Task to complete:
Gather every line in the records below that contains the word "derived".

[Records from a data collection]
=== Begin Enclosure ===
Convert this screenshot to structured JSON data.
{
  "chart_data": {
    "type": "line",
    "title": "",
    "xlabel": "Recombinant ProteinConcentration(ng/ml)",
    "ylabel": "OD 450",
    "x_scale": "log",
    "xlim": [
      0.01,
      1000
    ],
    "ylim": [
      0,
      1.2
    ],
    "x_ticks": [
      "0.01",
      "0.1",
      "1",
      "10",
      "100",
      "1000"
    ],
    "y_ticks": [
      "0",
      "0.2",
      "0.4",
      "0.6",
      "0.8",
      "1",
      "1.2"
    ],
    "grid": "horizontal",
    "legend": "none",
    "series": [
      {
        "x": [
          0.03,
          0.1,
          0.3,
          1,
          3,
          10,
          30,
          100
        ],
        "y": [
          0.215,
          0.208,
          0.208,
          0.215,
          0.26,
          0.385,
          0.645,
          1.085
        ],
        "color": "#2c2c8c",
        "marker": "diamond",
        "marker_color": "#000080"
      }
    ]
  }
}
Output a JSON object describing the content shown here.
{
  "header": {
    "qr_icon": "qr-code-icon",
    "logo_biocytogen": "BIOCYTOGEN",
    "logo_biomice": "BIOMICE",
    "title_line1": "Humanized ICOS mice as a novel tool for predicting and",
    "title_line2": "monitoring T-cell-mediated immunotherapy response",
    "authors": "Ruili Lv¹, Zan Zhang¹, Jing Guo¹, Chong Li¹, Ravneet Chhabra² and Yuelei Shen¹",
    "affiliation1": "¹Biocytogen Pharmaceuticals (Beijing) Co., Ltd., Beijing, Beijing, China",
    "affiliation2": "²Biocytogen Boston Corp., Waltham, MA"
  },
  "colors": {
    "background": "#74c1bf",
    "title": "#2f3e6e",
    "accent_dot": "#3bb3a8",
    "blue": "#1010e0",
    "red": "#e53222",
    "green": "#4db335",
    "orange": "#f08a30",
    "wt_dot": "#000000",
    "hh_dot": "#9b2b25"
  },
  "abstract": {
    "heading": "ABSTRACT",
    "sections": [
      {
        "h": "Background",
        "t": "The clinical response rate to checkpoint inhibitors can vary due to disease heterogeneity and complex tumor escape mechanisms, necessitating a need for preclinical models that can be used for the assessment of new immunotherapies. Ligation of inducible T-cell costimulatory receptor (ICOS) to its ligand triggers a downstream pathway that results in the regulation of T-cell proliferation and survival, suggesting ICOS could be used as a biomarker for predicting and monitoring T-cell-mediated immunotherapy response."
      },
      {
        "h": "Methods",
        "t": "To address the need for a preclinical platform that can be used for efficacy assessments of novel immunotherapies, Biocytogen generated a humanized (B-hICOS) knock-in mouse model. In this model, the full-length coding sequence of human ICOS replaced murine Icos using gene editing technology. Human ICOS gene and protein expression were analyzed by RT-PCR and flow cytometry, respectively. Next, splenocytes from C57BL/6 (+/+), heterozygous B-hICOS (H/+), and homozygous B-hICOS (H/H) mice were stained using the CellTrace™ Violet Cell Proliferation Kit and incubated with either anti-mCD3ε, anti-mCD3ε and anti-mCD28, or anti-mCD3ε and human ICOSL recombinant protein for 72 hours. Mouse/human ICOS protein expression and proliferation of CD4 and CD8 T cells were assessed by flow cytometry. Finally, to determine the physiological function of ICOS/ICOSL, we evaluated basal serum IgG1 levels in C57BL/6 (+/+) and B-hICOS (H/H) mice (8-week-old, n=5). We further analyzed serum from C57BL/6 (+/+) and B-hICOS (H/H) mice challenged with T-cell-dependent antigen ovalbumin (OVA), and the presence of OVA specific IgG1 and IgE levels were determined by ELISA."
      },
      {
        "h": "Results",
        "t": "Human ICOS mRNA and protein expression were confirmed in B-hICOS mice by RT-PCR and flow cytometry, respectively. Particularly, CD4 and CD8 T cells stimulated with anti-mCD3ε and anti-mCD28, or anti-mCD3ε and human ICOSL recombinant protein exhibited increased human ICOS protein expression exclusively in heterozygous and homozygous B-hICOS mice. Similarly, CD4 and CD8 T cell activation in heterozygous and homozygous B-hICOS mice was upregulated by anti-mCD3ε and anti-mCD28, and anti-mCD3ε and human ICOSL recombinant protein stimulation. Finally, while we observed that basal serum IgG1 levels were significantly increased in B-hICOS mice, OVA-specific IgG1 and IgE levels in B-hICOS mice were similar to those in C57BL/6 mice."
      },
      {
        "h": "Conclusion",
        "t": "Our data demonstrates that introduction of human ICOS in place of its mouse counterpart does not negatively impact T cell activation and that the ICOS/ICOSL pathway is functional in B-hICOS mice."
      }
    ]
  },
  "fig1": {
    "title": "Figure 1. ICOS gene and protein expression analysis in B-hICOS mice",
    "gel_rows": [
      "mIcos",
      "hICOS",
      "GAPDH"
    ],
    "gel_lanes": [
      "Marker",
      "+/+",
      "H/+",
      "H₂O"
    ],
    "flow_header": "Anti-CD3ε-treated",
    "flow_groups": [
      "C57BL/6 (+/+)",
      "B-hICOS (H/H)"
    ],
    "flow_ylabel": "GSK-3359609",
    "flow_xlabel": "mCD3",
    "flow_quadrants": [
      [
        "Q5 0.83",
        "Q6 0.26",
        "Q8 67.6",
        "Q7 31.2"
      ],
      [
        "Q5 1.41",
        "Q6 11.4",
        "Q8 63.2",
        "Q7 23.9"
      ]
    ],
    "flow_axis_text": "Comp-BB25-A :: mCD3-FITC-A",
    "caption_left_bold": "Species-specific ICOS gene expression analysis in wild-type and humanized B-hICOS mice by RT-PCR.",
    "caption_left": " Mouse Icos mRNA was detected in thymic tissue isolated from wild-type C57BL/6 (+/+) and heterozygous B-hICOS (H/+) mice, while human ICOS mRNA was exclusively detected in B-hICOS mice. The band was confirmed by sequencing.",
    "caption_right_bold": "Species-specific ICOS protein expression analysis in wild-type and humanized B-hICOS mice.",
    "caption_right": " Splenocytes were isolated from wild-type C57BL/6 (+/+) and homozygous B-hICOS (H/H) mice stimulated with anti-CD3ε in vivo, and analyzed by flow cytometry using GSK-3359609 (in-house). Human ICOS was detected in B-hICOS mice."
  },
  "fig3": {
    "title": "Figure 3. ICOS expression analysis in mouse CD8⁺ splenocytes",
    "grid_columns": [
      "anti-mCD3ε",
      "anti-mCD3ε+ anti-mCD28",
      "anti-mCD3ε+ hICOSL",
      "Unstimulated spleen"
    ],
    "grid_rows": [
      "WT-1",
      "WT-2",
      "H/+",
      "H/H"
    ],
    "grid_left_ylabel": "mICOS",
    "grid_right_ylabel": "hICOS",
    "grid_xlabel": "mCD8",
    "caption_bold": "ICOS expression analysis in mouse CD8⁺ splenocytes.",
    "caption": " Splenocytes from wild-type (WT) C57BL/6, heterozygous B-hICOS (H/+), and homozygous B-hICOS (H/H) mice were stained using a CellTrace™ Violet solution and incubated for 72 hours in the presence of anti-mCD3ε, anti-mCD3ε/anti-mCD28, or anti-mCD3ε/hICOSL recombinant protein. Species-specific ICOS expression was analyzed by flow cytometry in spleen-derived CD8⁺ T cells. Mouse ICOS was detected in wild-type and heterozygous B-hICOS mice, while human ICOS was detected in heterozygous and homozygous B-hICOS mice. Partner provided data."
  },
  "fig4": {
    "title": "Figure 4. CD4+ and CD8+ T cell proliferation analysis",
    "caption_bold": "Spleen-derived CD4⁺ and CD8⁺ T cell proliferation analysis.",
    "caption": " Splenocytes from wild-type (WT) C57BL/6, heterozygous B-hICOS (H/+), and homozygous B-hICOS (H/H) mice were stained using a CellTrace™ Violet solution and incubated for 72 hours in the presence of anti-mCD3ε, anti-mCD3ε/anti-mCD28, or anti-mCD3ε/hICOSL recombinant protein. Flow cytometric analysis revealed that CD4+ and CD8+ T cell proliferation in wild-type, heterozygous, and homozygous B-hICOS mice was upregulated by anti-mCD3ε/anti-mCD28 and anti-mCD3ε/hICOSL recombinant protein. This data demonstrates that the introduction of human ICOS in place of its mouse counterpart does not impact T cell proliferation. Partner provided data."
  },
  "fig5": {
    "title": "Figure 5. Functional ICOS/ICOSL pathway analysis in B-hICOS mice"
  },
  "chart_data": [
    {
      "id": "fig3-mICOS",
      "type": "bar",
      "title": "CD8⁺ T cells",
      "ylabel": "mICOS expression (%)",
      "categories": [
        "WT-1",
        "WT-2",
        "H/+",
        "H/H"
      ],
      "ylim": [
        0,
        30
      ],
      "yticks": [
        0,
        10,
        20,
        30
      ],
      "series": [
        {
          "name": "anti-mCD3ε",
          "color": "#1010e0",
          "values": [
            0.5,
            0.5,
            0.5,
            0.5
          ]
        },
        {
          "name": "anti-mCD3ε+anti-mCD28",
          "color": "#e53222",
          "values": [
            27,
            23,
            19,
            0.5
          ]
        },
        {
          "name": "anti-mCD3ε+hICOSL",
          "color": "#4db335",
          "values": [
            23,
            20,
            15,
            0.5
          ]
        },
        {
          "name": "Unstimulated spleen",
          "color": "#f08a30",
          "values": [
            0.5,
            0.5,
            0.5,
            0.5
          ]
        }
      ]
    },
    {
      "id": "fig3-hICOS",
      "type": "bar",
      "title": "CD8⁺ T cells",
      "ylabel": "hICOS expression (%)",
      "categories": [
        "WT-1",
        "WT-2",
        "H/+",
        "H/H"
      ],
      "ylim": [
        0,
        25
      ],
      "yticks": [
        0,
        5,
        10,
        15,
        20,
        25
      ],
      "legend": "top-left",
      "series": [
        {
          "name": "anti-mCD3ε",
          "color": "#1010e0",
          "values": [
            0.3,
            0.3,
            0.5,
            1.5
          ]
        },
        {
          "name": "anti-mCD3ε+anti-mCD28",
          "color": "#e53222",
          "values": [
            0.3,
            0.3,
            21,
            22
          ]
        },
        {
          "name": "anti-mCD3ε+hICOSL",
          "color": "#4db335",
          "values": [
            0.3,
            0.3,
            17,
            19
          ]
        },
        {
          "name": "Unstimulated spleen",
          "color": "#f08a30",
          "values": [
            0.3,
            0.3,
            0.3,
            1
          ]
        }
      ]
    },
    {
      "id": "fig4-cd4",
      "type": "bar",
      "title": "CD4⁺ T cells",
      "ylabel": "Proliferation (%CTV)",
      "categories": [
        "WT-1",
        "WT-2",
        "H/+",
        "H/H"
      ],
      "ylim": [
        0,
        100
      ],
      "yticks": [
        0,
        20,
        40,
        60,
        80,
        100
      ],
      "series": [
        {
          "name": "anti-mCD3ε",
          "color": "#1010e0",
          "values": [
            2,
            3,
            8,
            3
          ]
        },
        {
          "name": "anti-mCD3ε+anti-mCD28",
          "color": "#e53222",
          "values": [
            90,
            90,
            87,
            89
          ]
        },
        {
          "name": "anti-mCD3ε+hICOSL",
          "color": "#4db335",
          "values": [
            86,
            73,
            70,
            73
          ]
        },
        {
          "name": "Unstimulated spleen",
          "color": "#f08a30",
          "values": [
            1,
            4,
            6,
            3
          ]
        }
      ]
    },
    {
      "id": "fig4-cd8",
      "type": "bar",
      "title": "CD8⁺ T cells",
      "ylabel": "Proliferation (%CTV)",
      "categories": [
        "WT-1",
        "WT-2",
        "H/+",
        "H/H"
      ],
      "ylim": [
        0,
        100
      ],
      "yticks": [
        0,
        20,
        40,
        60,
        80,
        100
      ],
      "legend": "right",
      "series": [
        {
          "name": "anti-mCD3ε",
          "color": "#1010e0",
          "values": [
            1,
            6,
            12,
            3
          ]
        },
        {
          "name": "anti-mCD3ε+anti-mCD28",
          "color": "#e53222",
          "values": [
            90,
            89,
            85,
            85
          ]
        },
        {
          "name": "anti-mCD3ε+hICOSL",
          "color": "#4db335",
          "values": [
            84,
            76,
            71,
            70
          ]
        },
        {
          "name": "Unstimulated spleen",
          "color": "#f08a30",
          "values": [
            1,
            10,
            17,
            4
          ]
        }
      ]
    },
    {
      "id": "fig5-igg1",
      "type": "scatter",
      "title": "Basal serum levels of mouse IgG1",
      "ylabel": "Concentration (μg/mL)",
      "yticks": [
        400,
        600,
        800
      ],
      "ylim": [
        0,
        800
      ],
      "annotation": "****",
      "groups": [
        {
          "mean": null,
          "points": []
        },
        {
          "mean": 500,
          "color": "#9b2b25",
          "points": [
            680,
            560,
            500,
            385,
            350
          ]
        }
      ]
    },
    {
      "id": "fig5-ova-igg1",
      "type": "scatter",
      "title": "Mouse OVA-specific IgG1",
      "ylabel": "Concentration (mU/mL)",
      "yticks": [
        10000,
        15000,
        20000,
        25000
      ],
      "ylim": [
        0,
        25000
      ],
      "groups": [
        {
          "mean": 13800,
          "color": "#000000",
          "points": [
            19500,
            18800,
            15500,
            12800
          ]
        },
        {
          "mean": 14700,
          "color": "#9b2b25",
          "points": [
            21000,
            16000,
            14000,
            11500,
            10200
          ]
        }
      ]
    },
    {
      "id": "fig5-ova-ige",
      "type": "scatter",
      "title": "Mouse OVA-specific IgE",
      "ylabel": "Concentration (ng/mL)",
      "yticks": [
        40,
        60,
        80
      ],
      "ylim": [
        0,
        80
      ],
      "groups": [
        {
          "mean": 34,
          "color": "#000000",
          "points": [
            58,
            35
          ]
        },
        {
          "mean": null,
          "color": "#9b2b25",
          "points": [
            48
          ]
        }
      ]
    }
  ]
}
=== End Enclosure ===
Written response:
    "caption": " Splenocytes from wild-type (WT) C57BL/6, heterozygous B-hICOS (H/+), and homozygous B-hICOS (H/H) mice were stained using a CellTrace™ Violet solution and incubated for 72 hours in the presence of anti-mCD3ε, anti-mCD3ε/anti-mCD28, or anti-mCD3ε/hICOSL recombinant protein. Species-specific ICOS expression was analyzed by flow cytometry in spleen-derived CD8⁺ T cells. Mouse ICOS was detected in wild-type and heterozygous B-hICOS mice, while human ICOS was detected in heterozygous and homozygous B-hICOS mice. Partner provided data."
    "caption_bold": "Spleen-derived CD4⁺ and CD8⁺ T cell proliferation analysis.",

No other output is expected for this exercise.